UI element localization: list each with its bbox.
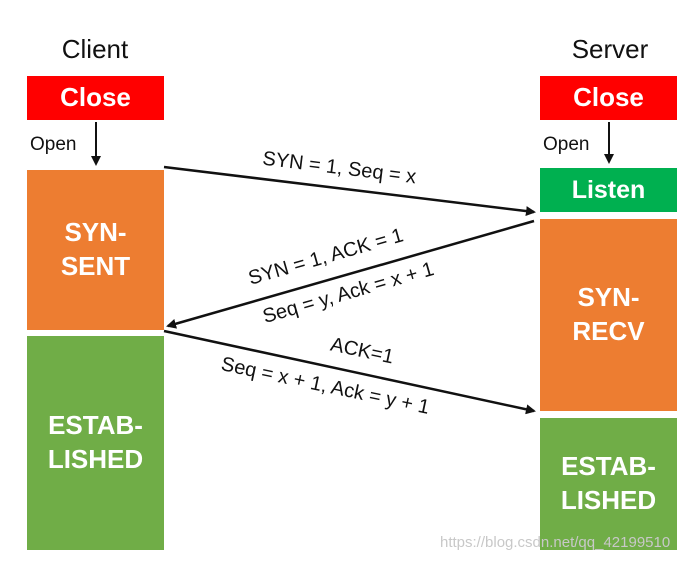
server-established-line2: LISHED [560, 485, 657, 515]
server-established-state: ESTAB- LISHED [540, 418, 677, 550]
client-established-line2: LISHED [47, 444, 144, 474]
server-syn-recv-state: SYN- RECV [540, 219, 677, 411]
client-syn-sent-state: SYN- SENT [27, 170, 164, 330]
server-close-state: Close [540, 76, 677, 120]
server-listen-label: Listen [571, 175, 646, 204]
client-syn-sent-line2: SENT [60, 251, 131, 281]
client-title: Client [61, 34, 129, 64]
watermark-text: https://blog.csdn.net/qq_42199510 [440, 534, 671, 551]
server-syn-recv-line1: SYN- [577, 282, 640, 313]
ack-arrow [163, 329, 536, 415]
server-established-line1: ESTAB- [561, 451, 656, 482]
client-syn-sent-line1: SYN- [64, 217, 127, 248]
server-close-label: Close [573, 82, 644, 113]
syn-arrow [163, 165, 536, 216]
server-open-label: Open [543, 134, 590, 155]
client-open-label: Open [30, 134, 77, 155]
syn-ack-arrow [166, 219, 535, 329]
server-syn-recv-line2: RECV [572, 316, 645, 346]
client-established-state: ESTAB- LISHED [27, 336, 164, 550]
client-established-line1: ESTAB- [48, 410, 143, 441]
client-close-state: Close [27, 76, 164, 120]
server-listen-state: Listen [540, 168, 677, 212]
client-close-label: Close [60, 82, 131, 113]
server-title: Server [571, 34, 649, 64]
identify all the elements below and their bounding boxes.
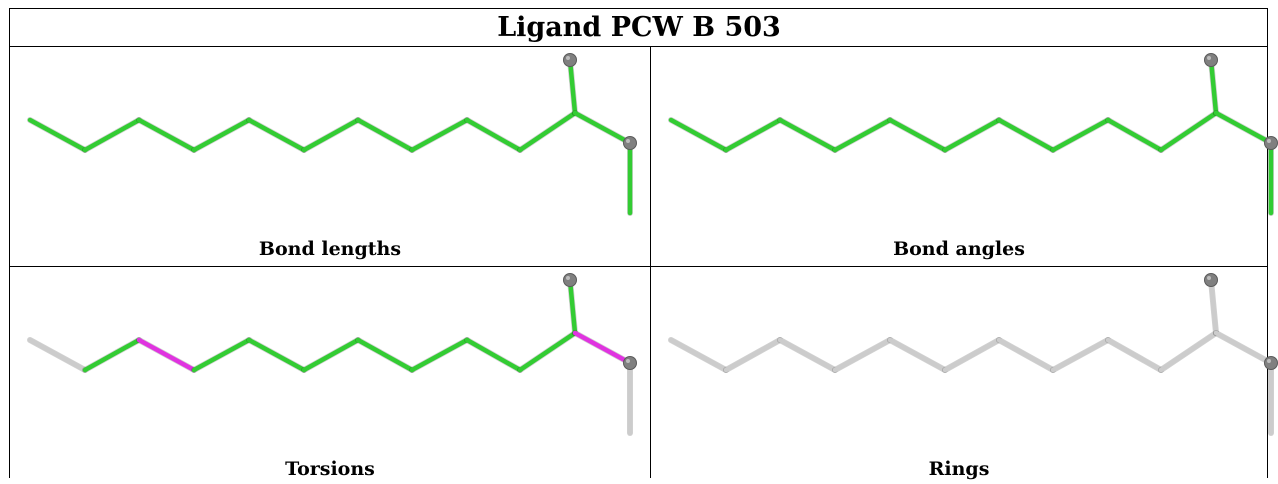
bond-4 <box>887 117 948 153</box>
bond-10 <box>1208 277 1219 336</box>
molecule-bond-lengths <box>27 53 637 216</box>
atom-highlight <box>626 139 630 143</box>
atom-highlight <box>626 359 630 363</box>
bond-7 <box>409 117 470 153</box>
bond-6 <box>355 337 415 373</box>
bond-8 <box>1105 117 1164 153</box>
bond-1 <box>723 337 783 373</box>
bond-1 <box>82 337 142 373</box>
bond-0 <box>668 117 729 153</box>
bond-2 <box>136 337 197 373</box>
bond-7 <box>1050 337 1111 373</box>
bond-0 <box>668 337 729 373</box>
bond-9 <box>517 330 578 373</box>
bond-10 <box>1208 57 1219 116</box>
caption-bond-lengths: Bond lengths <box>258 238 402 260</box>
atom-sphere <box>623 356 637 370</box>
bond-2 <box>777 337 838 373</box>
atom-sphere <box>623 136 637 150</box>
caption-rings: Rings <box>928 458 990 480</box>
bond-4 <box>887 337 948 373</box>
bond-3 <box>832 117 893 153</box>
bond-9 <box>517 110 578 153</box>
atom-sphere <box>563 273 577 287</box>
bond-11 <box>572 330 633 366</box>
atom-highlight <box>1207 56 1211 60</box>
bond-8 <box>1105 337 1164 373</box>
bond-10 <box>567 57 578 116</box>
bond-6 <box>996 117 1056 153</box>
bond-3 <box>191 337 252 373</box>
bond-11 <box>572 110 633 146</box>
bond-2 <box>777 117 838 153</box>
atom-sphere <box>1264 356 1278 370</box>
atom-highlight <box>566 56 570 60</box>
atom-highlight <box>1267 139 1271 143</box>
bond-8 <box>464 337 523 373</box>
molecule-rings <box>668 273 1278 436</box>
bond-3 <box>191 117 252 153</box>
bond-8 <box>464 117 523 153</box>
bond-0 <box>27 117 88 153</box>
atom-highlight <box>1207 276 1211 280</box>
bond-7 <box>1050 117 1111 153</box>
atom-sphere <box>563 53 577 67</box>
bond-11 <box>1213 330 1274 366</box>
figure-title: Ligand PCW B 503 <box>497 11 781 43</box>
bond-5 <box>301 117 361 153</box>
caption-bond-angles: Bond angles <box>893 238 1025 260</box>
bond-5 <box>942 337 1002 373</box>
bond-0 <box>27 337 88 373</box>
bond-6 <box>355 117 415 153</box>
bond-5 <box>301 337 361 373</box>
atom-sphere <box>1204 53 1218 67</box>
molecule-torsions <box>27 273 637 436</box>
bond-7 <box>409 337 470 373</box>
bond-4 <box>246 337 307 373</box>
bond-6 <box>996 337 1056 373</box>
bond-11 <box>1213 110 1274 146</box>
bond-5 <box>942 117 1002 153</box>
atom-highlight <box>1267 359 1271 363</box>
bond-1 <box>723 117 783 153</box>
bond-4 <box>246 117 307 153</box>
atom-sphere <box>1204 273 1218 287</box>
atom-sphere <box>1264 136 1278 150</box>
bond-1 <box>82 117 142 153</box>
bond-10 <box>567 277 578 336</box>
bond-9 <box>1158 330 1219 373</box>
atom-highlight <box>566 276 570 280</box>
caption-torsions: Torsions <box>285 458 375 480</box>
bond-2 <box>136 117 197 153</box>
molecule-bond-angles <box>668 53 1278 216</box>
bond-9 <box>1158 110 1219 153</box>
bond-3 <box>832 337 893 373</box>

TASK REQUIREMENTS - Please copy all of the data above word for word, and leave out the pictures.

CORRECT RESULT -
UI element localization: list each with its bbox.
server-established-line2: LISHED [560, 485, 657, 515]
server-established-state: ESTAB- LISHED [540, 418, 677, 550]
client-established-line2: LISHED [47, 444, 144, 474]
server-syn-recv-state: SYN- RECV [540, 219, 677, 411]
client-syn-sent-state: SYN- SENT [27, 170, 164, 330]
server-close-state: Close [540, 76, 677, 120]
server-listen-label: Listen [571, 175, 646, 204]
client-syn-sent-line2: SENT [60, 251, 131, 281]
client-title: Client [61, 34, 129, 64]
watermark-text: https://blog.csdn.net/qq_42199510 [440, 534, 671, 551]
server-syn-recv-line1: SYN- [577, 282, 640, 313]
ack-arrow [163, 329, 536, 415]
server-established-line1: ESTAB- [561, 451, 656, 482]
client-syn-sent-line1: SYN- [64, 217, 127, 248]
server-close-label: Close [573, 82, 644, 113]
syn-arrow [163, 165, 536, 216]
server-open-label: Open [543, 134, 590, 155]
client-open-label: Open [30, 134, 77, 155]
syn-ack-arrow [166, 219, 535, 329]
server-syn-recv-line2: RECV [572, 316, 645, 346]
client-established-state: ESTAB- LISHED [27, 336, 164, 550]
client-established-line1: ESTAB- [48, 410, 143, 441]
client-close-state: Close [27, 76, 164, 120]
server-listen-state: Listen [540, 168, 677, 212]
client-close-label: Close [60, 82, 131, 113]
server-title: Server [571, 34, 649, 64]
identify all the elements below and their bounding boxes.
bond-4 <box>887 117 948 153</box>
bond-10 <box>1208 277 1219 336</box>
molecule-bond-lengths <box>27 53 637 216</box>
atom-highlight <box>626 139 630 143</box>
atom-highlight <box>626 359 630 363</box>
bond-7 <box>409 117 470 153</box>
bond-6 <box>355 337 415 373</box>
bond-8 <box>1105 117 1164 153</box>
bond-1 <box>723 337 783 373</box>
bond-1 <box>82 337 142 373</box>
bond-0 <box>668 117 729 153</box>
bond-2 <box>136 337 197 373</box>
bond-7 <box>1050 337 1111 373</box>
bond-0 <box>668 337 729 373</box>
bond-9 <box>517 330 578 373</box>
bond-10 <box>1208 57 1219 116</box>
caption-bond-lengths: Bond lengths <box>258 238 402 260</box>
atom-sphere <box>623 356 637 370</box>
bond-2 <box>777 337 838 373</box>
atom-sphere <box>623 136 637 150</box>
caption-rings: Rings <box>928 458 990 480</box>
bond-4 <box>887 337 948 373</box>
bond-3 <box>832 117 893 153</box>
bond-9 <box>517 110 578 153</box>
atom-sphere <box>563 273 577 287</box>
bond-11 <box>572 330 633 366</box>
atom-highlight <box>1207 56 1211 60</box>
bond-8 <box>1105 337 1164 373</box>
bond-10 <box>567 57 578 116</box>
bond-6 <box>996 117 1056 153</box>
bond-3 <box>191 337 252 373</box>
bond-11 <box>572 110 633 146</box>
bond-2 <box>777 117 838 153</box>
atom-sphere <box>1264 356 1278 370</box>
atom-highlight <box>566 56 570 60</box>
atom-highlight <box>1267 139 1271 143</box>
bond-8 <box>464 337 523 373</box>
molecule-rings <box>668 273 1278 436</box>
bond-3 <box>191 117 252 153</box>
bond-8 <box>464 117 523 153</box>
bond-0 <box>27 117 88 153</box>
atom-highlight <box>1207 276 1211 280</box>
bond-7 <box>1050 117 1111 153</box>
atom-sphere <box>563 53 577 67</box>
bond-11 <box>1213 330 1274 366</box>
figure-title: Ligand PCW B 503 <box>497 11 781 43</box>
bond-5 <box>301 117 361 153</box>
caption-bond-angles: Bond angles <box>893 238 1025 260</box>
bond-5 <box>942 337 1002 373</box>
bond-0 <box>27 337 88 373</box>
bond-6 <box>355 117 415 153</box>
bond-5 <box>301 337 361 373</box>
atom-sphere <box>1204 53 1218 67</box>
molecule-torsions <box>27 273 637 436</box>
bond-7 <box>409 337 470 373</box>
bond-4 <box>246 337 307 373</box>
bond-6 <box>996 337 1056 373</box>
bond-11 <box>1213 110 1274 146</box>
bond-5 <box>942 117 1002 153</box>
atom-highlight <box>1267 359 1271 363</box>
bond-1 <box>723 117 783 153</box>
bond-4 <box>246 117 307 153</box>
atom-sphere <box>1204 273 1218 287</box>
atom-sphere <box>1264 136 1278 150</box>
bond-1 <box>82 117 142 153</box>
bond-10 <box>567 277 578 336</box>
bond-9 <box>1158 330 1219 373</box>
atom-highlight <box>566 276 570 280</box>
caption-torsions: Torsions <box>285 458 375 480</box>
bond-2 <box>136 117 197 153</box>
molecule-bond-angles <box>668 53 1278 216</box>
bond-9 <box>1158 110 1219 153</box>
bond-3 <box>832 337 893 373</box>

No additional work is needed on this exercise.